# Short task
Skip the pictures. Reproduce all other material exactly.

# Dataset rows

--- Start ---

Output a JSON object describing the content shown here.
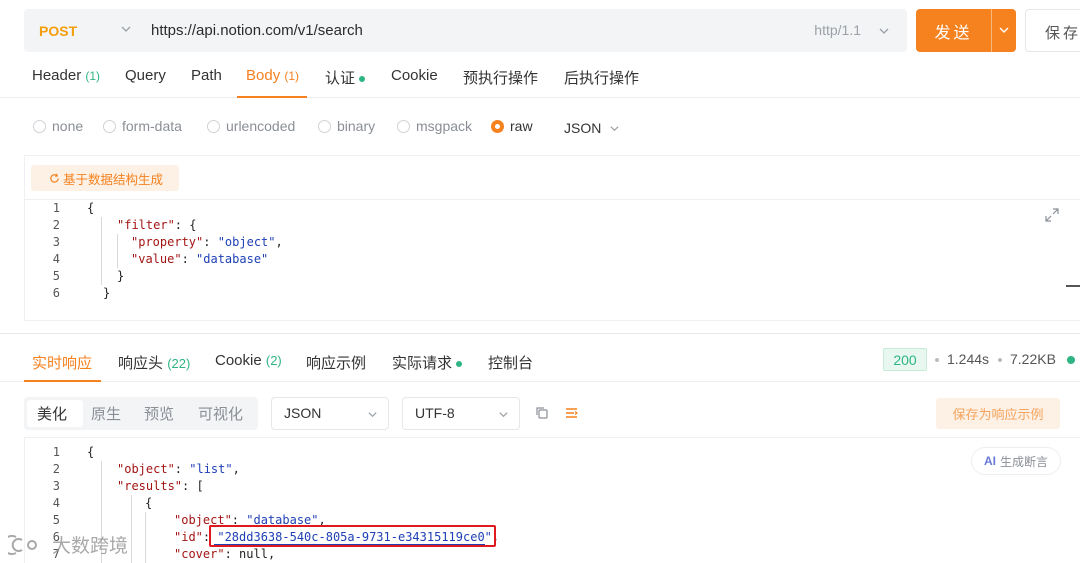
{
  "request": {
    "method": "POST",
    "url": "https://api.notion.com/v1/search",
    "protocol": "http/1.1",
    "send_label": "发送",
    "save_label": "保存"
  },
  "request_tabs": [
    {
      "label": "Header",
      "count": "(1)"
    },
    {
      "label": "Query",
      "count": ""
    },
    {
      "label": "Path",
      "count": ""
    },
    {
      "label": "Body",
      "count": "(1)"
    },
    {
      "label": "认证",
      "count": ""
    },
    {
      "label": "Cookie",
      "count": ""
    },
    {
      "label": "预执行操作",
      "count": ""
    },
    {
      "label": "后执行操作",
      "count": ""
    }
  ],
  "body_types": [
    "none",
    "form-data",
    "urlencoded",
    "binary",
    "msgpack",
    "raw"
  ],
  "body_format": "JSON",
  "generate_button": "基于数据结构生成",
  "request_body_lines": [
    "1",
    "2",
    "3",
    "4",
    "5",
    "6"
  ],
  "request_body_code": {
    "l1": "{",
    "l2_key": "\"filter\"",
    "l2_rest": ": {",
    "l3_key": "\"property\"",
    "l3_sep": ": ",
    "l3_val": "\"object\"",
    "l3_end": ",",
    "l4_key": "\"value\"",
    "l4_sep": ": ",
    "l4_val": "\"database\"",
    "l5": "}",
    "l6": "}"
  },
  "response_tabs": [
    {
      "label": "实时响应",
      "count": ""
    },
    {
      "label": "响应头",
      "count": "(22)"
    },
    {
      "label": "Cookie",
      "count": "(2)"
    },
    {
      "label": "响应示例",
      "count": ""
    },
    {
      "label": "实际请求",
      "count": ""
    },
    {
      "label": "控制台",
      "count": ""
    }
  ],
  "response_meta": {
    "status": "200",
    "time": "1.244s",
    "size": "7.22KB"
  },
  "view_modes": [
    "美化",
    "原生",
    "预览",
    "可视化"
  ],
  "response_format": "JSON",
  "response_encoding": "UTF-8",
  "save_example_label": "保存为响应示例",
  "ai_button": {
    "badge": "AI",
    "label": "生成断言"
  },
  "response_lines": [
    "1",
    "2",
    "3",
    "4",
    "5",
    "6",
    "7"
  ],
  "response_code": {
    "l1": "{",
    "l2_key": "\"object\"",
    "l2_sep": ": ",
    "l2_val": "\"list\"",
    "l2_end": ",",
    "l3_key": "\"results\"",
    "l3_rest": ": [",
    "l4": "{",
    "l5_key": "\"object\"",
    "l5_sep": ": ",
    "l5_val": "\"database\"",
    "l5_end": ",",
    "l6_key": "\"id\"",
    "l6_sep": ": ",
    "l6_val": "\"28dd3638-540c-805a-9731-e34315119ce0\"",
    "l6_end": ",",
    "l7_key": "\"cover\"",
    "l7_sep": ": ",
    "l7_val": "null",
    "l7_end": ","
  },
  "watermark": "大数跨境",
  "colors": {
    "accent": "#f5811f",
    "success": "#2fb583",
    "method": "#f59e0b",
    "json_key": "#a31515",
    "json_string": "#1e3fb5",
    "highlight_box": "#e0191f"
  }
}
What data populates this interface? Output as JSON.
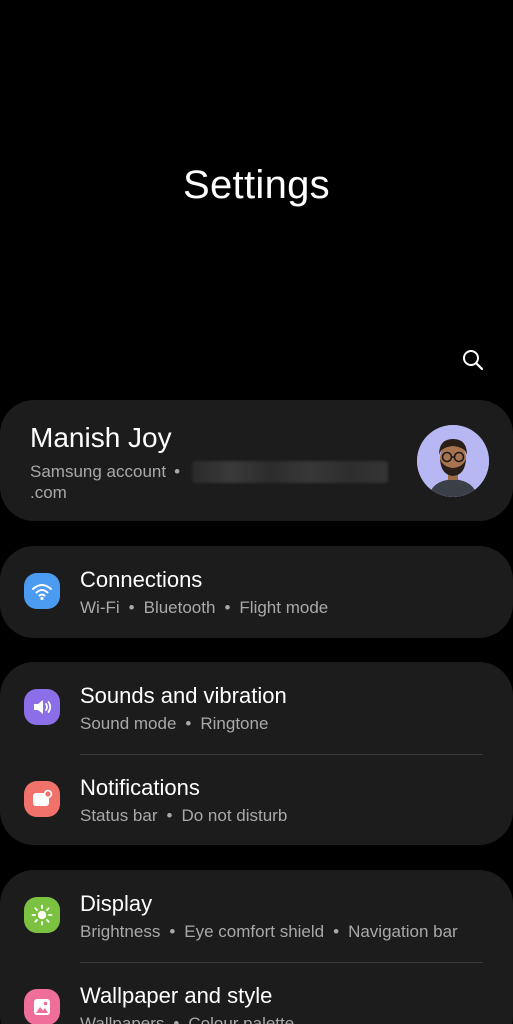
{
  "header": {
    "title": "Settings",
    "search_icon": "search-icon"
  },
  "account": {
    "name": "Manish Joy",
    "label": "Samsung account",
    "separator": "•",
    "domain": ".com",
    "avatar_icon": "avatar"
  },
  "groups": [
    {
      "items": [
        {
          "title": "Connections",
          "subtitle_parts": [
            "Wi-Fi",
            "Bluetooth",
            "Flight mode"
          ],
          "icon": "wifi-icon",
          "icon_color": "#4b9bf0"
        }
      ]
    },
    {
      "items": [
        {
          "title": "Sounds and vibration",
          "subtitle_parts": [
            "Sound mode",
            "Ringtone"
          ],
          "icon": "speaker-icon",
          "icon_color": "#8a6fe8"
        },
        {
          "title": "Notifications",
          "subtitle_parts": [
            "Status bar",
            "Do not disturb"
          ],
          "icon": "notification-icon",
          "icon_color": "#f0726b"
        }
      ]
    },
    {
      "items": [
        {
          "title": "Display",
          "subtitle_parts": [
            "Brightness",
            "Eye comfort shield",
            "Navigation bar"
          ],
          "icon": "sun-icon",
          "icon_color": "#7cc242"
        },
        {
          "title": "Wallpaper and style",
          "subtitle_parts": [
            "Wallpapers",
            "Colour palette"
          ],
          "icon": "wallpaper-icon",
          "icon_color": "#ef6f9a"
        }
      ]
    }
  ],
  "separator": "•",
  "colors": {
    "background": "#000000",
    "card": "#1c1c1c",
    "text_primary": "#ffffff",
    "text_secondary": "#a9a9a9"
  }
}
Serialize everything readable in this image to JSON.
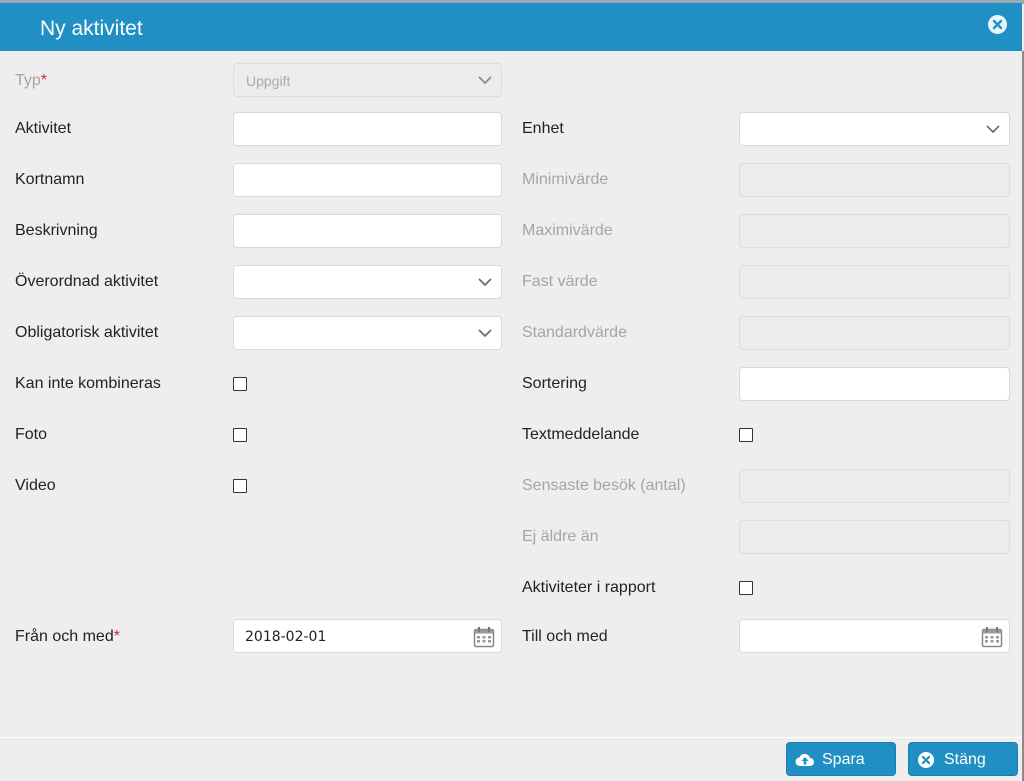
{
  "dialog": {
    "title": "Ny aktivitet"
  },
  "left": {
    "typ": {
      "label": "Typ",
      "required": "*",
      "value": "Uppgift"
    },
    "aktivitet": {
      "label": "Aktivitet",
      "value": ""
    },
    "kortnamn": {
      "label": "Kortnamn",
      "value": ""
    },
    "beskrivning": {
      "label": "Beskrivning",
      "value": ""
    },
    "overordnad": {
      "label": "Överordnad aktivitet",
      "value": ""
    },
    "obligatorisk": {
      "label": "Obligatorisk aktivitet",
      "value": ""
    },
    "kan_inte": {
      "label": "Kan inte kombineras"
    },
    "foto": {
      "label": "Foto"
    },
    "video": {
      "label": "Video"
    },
    "fran": {
      "label": "Från och med",
      "required": "*",
      "value": "2018-02-01"
    }
  },
  "right": {
    "enhet": {
      "label": "Enhet",
      "value": ""
    },
    "minimivarde": {
      "label": "Minimivärde"
    },
    "maximivarde": {
      "label": "Maximivärde"
    },
    "fast_varde": {
      "label": "Fast värde"
    },
    "standardvarde": {
      "label": "Standardvärde"
    },
    "sortering": {
      "label": "Sortering",
      "value": ""
    },
    "textmeddelande": {
      "label": "Textmeddelande"
    },
    "sensaste": {
      "label": "Sensaste besök (antal)"
    },
    "ej_aldre": {
      "label": "Ej äldre än"
    },
    "aktiviteter_rapport": {
      "label": "Aktiviteter i rapport"
    },
    "till": {
      "label": "Till och med",
      "value": ""
    }
  },
  "footer": {
    "save_label": "Spara",
    "close_label": "Stäng"
  },
  "icons": {
    "close": "close-circle-icon",
    "chevron": "chevron-down-icon",
    "calendar": "calendar-icon",
    "upload": "cloud-upload-icon"
  },
  "colors": {
    "accent": "#1f8fc4",
    "required": "#d9232e"
  }
}
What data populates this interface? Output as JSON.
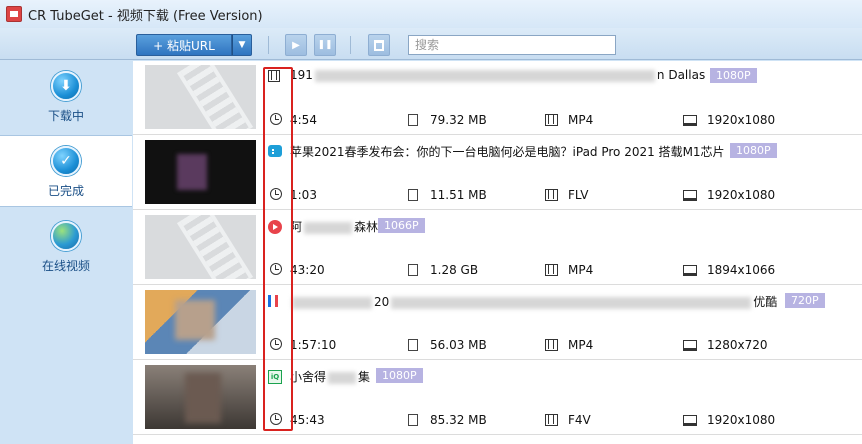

--- End ---

# The completed task
Output a JSON object describing the content shown here.
{
  "request": {
    "method": "POST",
    "url": "https://api.notion.com/v1/search",
    "protocol": "http/1.1",
    "send_label": "发送",
    "save_label": "保存"
  },
  "request_tabs": [
    {
      "label": "Header",
      "count": "(1)"
    },
    {
      "label": "Query",
      "count": ""
    },
    {
      "label": "Path",
      "count": ""
    },
    {
      "label": "Body",
      "count": "(1)"
    },
    {
      "label": "认证",
      "count": ""
    },
    {
      "label": "Cookie",
      "count": ""
    },
    {
      "label": "预执行操作",
      "count": ""
    },
    {
      "label": "后执行操作",
      "count": ""
    }
  ],
  "body_types": [
    "none",
    "form-data",
    "urlencoded",
    "binary",
    "msgpack",
    "raw"
  ],
  "body_format": "JSON",
  "generate_button": "基于数据结构生成",
  "request_body_lines": [
    "1",
    "2",
    "3",
    "4",
    "5",
    "6"
  ],
  "request_body_code": {
    "l1": "{",
    "l2_key": "\"filter\"",
    "l2_rest": ": {",
    "l3_key": "\"property\"",
    "l3_sep": ": ",
    "l3_val": "\"object\"",
    "l3_end": ",",
    "l4_key": "\"value\"",
    "l4_sep": ": ",
    "l4_val": "\"database\"",
    "l5": "}",
    "l6": "}"
  },
  "response_tabs": [
    {
      "label": "实时响应",
      "count": ""
    },
    {
      "label": "响应头",
      "count": "(22)"
    },
    {
      "label": "Cookie",
      "count": "(2)"
    },
    {
      "label": "响应示例",
      "count": ""
    },
    {
      "label": "实际请求",
      "count": ""
    },
    {
      "label": "控制台",
      "count": ""
    }
  ],
  "response_meta": {
    "status": "200",
    "time": "1.244s",
    "size": "7.22KB"
  },
  "view_modes": [
    "美化",
    "原生",
    "预览",
    "可视化"
  ],
  "response_format": "JSON",
  "response_encoding": "UTF-8",
  "save_example_label": "保存为响应示例",
  "ai_button": {
    "badge": "AI",
    "label": "生成断言"
  },
  "response_lines": [
    "1",
    "2",
    "3",
    "4",
    "5",
    "6",
    "7"
  ],
  "response_code": {
    "l1": "{",
    "l2_key": "\"object\"",
    "l2_sep": ": ",
    "l2_val": "\"list\"",
    "l2_end": ",",
    "l3_key": "\"results\"",
    "l3_rest": ": [",
    "l4": "{",
    "l5_key": "\"object\"",
    "l5_sep": ": ",
    "l5_val": "\"database\"",
    "l5_end": ",",
    "l6_key": "\"id\"",
    "l6_sep": ": ",
    "l6_val": "\"28dd3638-540c-805a-9731-e34315119ce0\"",
    "l6_end": ",",
    "l7_key": "\"cover\"",
    "l7_sep": ": ",
    "l7_val": "null",
    "l7_end": ","
  },
  "watermark": "大数跨境",
  "colors": {
    "accent": "#f5811f",
    "success": "#2fb583",
    "method": "#f59e0b",
    "json_key": "#a31515",
    "json_string": "#1e3fb5",
    "highlight_box": "#e0191f"
  }
}
What data populates this interface? Output as JSON.
{
  "header": {
    "title": "Settings",
    "search_icon": "search-icon"
  },
  "account": {
    "name": "Manish Joy",
    "label": "Samsung account",
    "separator": "•",
    "domain": ".com",
    "avatar_icon": "avatar"
  },
  "groups": [
    {
      "items": [
        {
          "title": "Connections",
          "subtitle_parts": [
            "Wi-Fi",
            "Bluetooth",
            "Flight mode"
          ],
          "icon": "wifi-icon",
          "icon_color": "#4b9bf0"
        }
      ]
    },
    {
      "items": [
        {
          "title": "Sounds and vibration",
          "subtitle_parts": [
            "Sound mode",
            "Ringtone"
          ],
          "icon": "speaker-icon",
          "icon_color": "#8a6fe8"
        },
        {
          "title": "Notifications",
          "subtitle_parts": [
            "Status bar",
            "Do not disturb"
          ],
          "icon": "notification-icon",
          "icon_color": "#f0726b"
        }
      ]
    },
    {
      "items": [
        {
          "title": "Display",
          "subtitle_parts": [
            "Brightness",
            "Eye comfort shield",
            "Navigation bar"
          ],
          "icon": "sun-icon",
          "icon_color": "#7cc242"
        },
        {
          "title": "Wallpaper and style",
          "subtitle_parts": [
            "Wallpapers",
            "Colour palette"
          ],
          "icon": "wallpaper-icon",
          "icon_color": "#ef6f9a"
        }
      ]
    }
  ],
  "separator": "•",
  "colors": {
    "background": "#000000",
    "card": "#1c1c1c",
    "text_primary": "#ffffff",
    "text_secondary": "#a9a9a9"
  }
}
Serialize everything readable in this image to JSON.
{
  "dialog": {
    "title": "Ny aktivitet"
  },
  "left": {
    "typ": {
      "label": "Typ",
      "required": "*",
      "value": "Uppgift"
    },
    "aktivitet": {
      "label": "Aktivitet",
      "value": ""
    },
    "kortnamn": {
      "label": "Kortnamn",
      "value": ""
    },
    "beskrivning": {
      "label": "Beskrivning",
      "value": ""
    },
    "overordnad": {
      "label": "Överordnad aktivitet",
      "value": ""
    },
    "obligatorisk": {
      "label": "Obligatorisk aktivitet",
      "value": ""
    },
    "kan_inte": {
      "label": "Kan inte kombineras"
    },
    "foto": {
      "label": "Foto"
    },
    "video": {
      "label": "Video"
    },
    "fran": {
      "label": "Från och med",
      "required": "*",
      "value": "2018-02-01"
    }
  },
  "right": {
    "enhet": {
      "label": "Enhet",
      "value": ""
    },
    "minimivarde": {
      "label": "Minimivärde"
    },
    "maximivarde": {
      "label": "Maximivärde"
    },
    "fast_varde": {
      "label": "Fast värde"
    },
    "standardvarde": {
      "label": "Standardvärde"
    },
    "sortering": {
      "label": "Sortering",
      "value": ""
    },
    "textmeddelande": {
      "label": "Textmeddelande"
    },
    "sensaste": {
      "label": "Sensaste besök (antal)"
    },
    "ej_aldre": {
      "label": "Ej äldre än"
    },
    "aktiviteter_rapport": {
      "label": "Aktiviteter i rapport"
    },
    "till": {
      "label": "Till och med",
      "value": ""
    }
  },
  "footer": {
    "save_label": "Spara",
    "close_label": "Stäng"
  },
  "icons": {
    "close": "close-circle-icon",
    "chevron": "chevron-down-icon",
    "calendar": "calendar-icon",
    "upload": "cloud-upload-icon"
  },
  "colors": {
    "accent": "#1f8fc4",
    "required": "#d9232e"
  }
}
What data populates this interface? Output as JSON.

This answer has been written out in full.